(Saved entries)
┄┄┄┄┄┄

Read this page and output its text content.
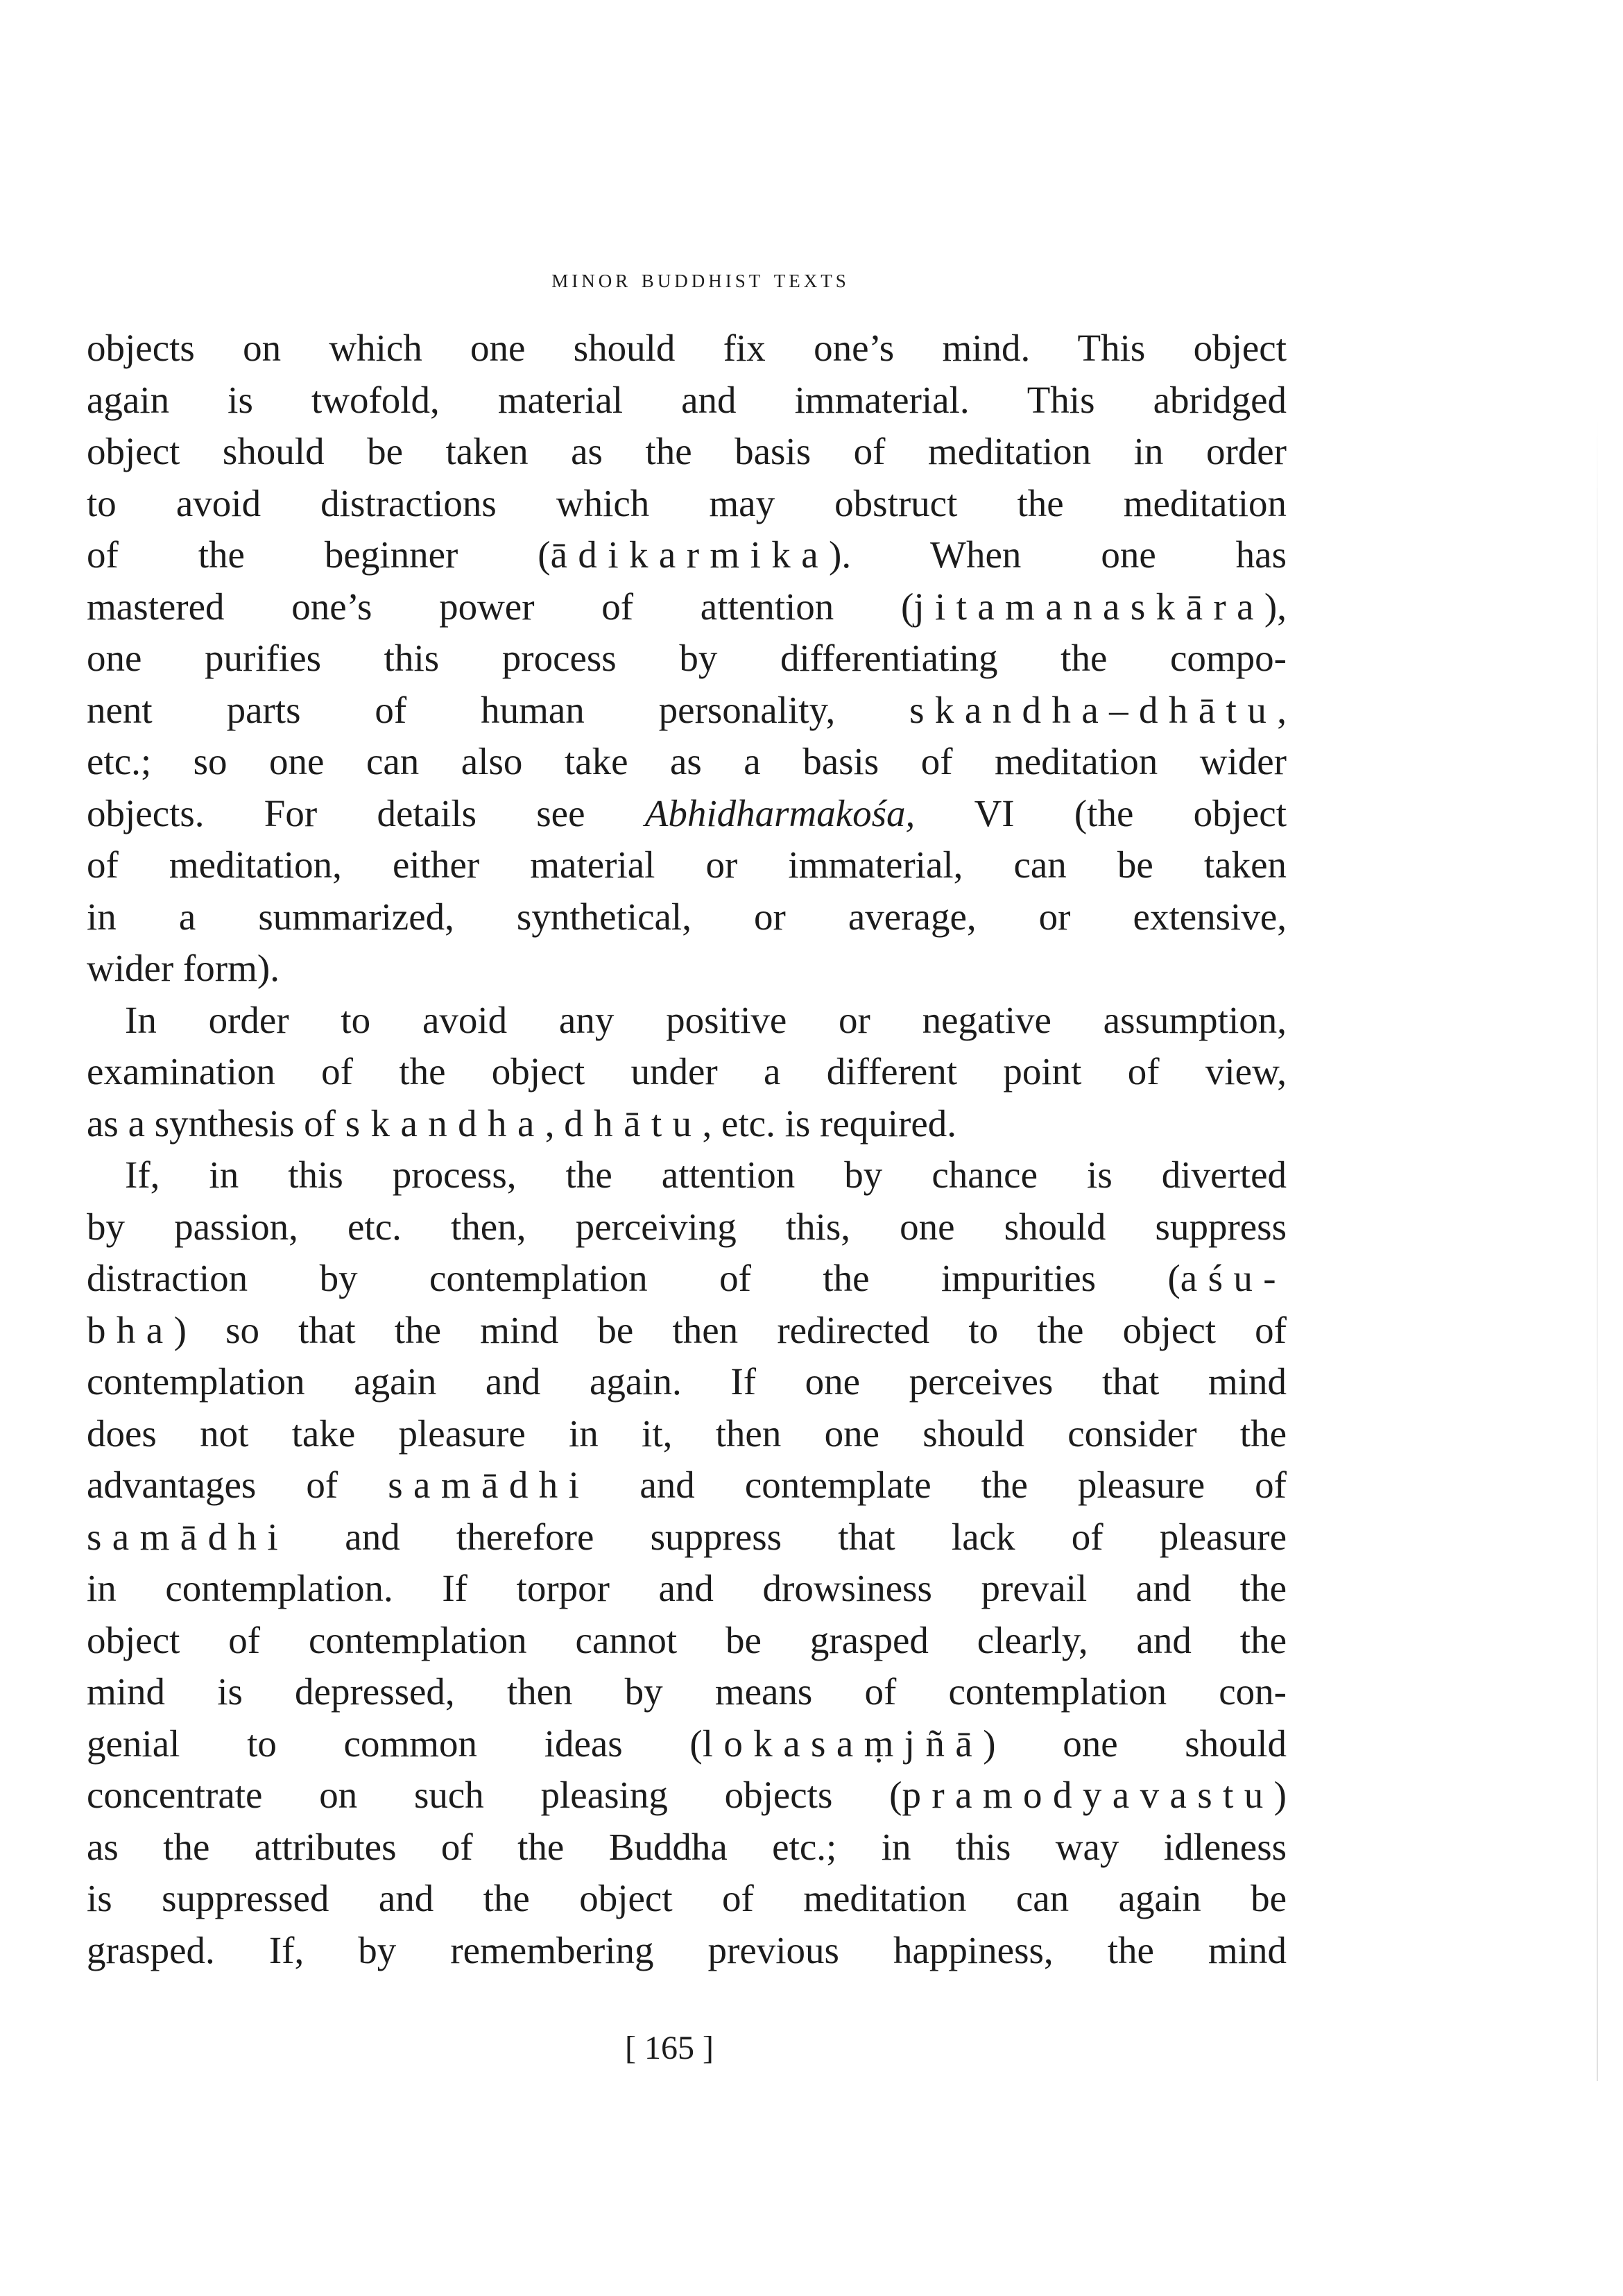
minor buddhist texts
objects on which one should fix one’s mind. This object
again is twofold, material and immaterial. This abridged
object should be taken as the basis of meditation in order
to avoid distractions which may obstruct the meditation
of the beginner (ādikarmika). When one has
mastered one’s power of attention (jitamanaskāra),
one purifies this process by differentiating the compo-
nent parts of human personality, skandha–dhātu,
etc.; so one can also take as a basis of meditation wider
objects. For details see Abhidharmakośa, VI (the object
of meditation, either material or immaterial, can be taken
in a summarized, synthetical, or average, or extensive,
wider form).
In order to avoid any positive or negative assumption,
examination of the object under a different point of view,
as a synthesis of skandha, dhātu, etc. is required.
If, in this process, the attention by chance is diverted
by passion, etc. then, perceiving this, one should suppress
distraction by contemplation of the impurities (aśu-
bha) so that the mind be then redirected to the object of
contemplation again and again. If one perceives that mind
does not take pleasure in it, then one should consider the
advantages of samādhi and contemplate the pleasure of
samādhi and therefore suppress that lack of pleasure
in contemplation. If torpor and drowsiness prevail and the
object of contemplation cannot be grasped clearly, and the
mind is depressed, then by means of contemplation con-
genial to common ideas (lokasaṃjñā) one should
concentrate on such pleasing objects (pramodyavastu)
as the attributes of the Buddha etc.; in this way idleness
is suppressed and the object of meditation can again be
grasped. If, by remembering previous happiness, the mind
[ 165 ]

┄┄┄┄┄┄

Every line that holds the string "objects" should be returned.

objects on which one should fix one’s mind. This object
objects. For details see Abhidharmakośa, VI (the object
concentrate on such pleasing objects (pramodyavastu)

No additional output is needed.